## What to do
Find each line containing the string "Житомирської". Copy it.

********

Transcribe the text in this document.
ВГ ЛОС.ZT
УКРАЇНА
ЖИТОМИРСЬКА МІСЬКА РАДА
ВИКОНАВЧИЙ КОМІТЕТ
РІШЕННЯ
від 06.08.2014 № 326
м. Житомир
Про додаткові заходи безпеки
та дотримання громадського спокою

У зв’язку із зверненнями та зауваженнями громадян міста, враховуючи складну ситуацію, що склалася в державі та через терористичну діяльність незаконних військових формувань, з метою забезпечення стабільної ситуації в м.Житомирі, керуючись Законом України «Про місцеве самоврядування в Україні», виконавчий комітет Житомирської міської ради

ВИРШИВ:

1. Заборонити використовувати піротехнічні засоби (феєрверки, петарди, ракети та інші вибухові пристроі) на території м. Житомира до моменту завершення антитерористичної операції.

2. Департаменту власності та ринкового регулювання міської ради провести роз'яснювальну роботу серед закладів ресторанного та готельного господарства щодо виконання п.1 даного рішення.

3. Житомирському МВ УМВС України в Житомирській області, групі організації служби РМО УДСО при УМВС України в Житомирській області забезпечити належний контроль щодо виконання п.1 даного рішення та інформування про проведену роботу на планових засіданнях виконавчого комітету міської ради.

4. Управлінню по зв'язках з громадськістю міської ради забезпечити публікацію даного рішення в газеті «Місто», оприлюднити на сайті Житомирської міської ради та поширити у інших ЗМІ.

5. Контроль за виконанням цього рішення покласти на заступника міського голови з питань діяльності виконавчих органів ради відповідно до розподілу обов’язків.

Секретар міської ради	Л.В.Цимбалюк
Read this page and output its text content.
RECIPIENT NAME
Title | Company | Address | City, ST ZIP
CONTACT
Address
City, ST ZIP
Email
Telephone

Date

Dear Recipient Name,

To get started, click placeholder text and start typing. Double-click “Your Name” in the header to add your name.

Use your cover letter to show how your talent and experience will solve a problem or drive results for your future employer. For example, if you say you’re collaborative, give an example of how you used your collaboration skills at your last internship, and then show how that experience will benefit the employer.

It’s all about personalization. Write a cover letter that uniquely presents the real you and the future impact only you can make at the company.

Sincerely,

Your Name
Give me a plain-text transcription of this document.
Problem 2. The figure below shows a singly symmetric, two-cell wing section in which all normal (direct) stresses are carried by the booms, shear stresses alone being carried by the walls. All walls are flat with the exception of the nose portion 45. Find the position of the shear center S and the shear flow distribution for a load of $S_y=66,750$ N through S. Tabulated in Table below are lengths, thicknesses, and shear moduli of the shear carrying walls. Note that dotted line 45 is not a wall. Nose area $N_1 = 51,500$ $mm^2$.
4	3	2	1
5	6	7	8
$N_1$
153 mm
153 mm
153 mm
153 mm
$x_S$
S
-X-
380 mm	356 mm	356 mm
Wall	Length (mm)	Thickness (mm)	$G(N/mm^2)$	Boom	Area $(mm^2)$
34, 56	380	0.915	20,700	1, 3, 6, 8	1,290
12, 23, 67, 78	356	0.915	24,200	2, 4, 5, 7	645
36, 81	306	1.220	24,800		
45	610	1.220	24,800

********

## Reply
У зв’язку із зверненнями та зауваженнями громадян міста, враховуючи складну ситуацію, що склалася в державі та через терористичну діяльність незаконних військових формувань, з метою забезпечення стабільної ситуації в м.Житомирі, керуючись Законом України «Про місцеве самоврядування в Україні», виконавчий комітет Житомирської міської ради
4. Управлінню по зв'язках з громадськістю міської ради забезпечити публікацію даного рішення в газеті «Місто», оприлюднити на сайті Житомирської міської ради та поширити у інших ЗМІ.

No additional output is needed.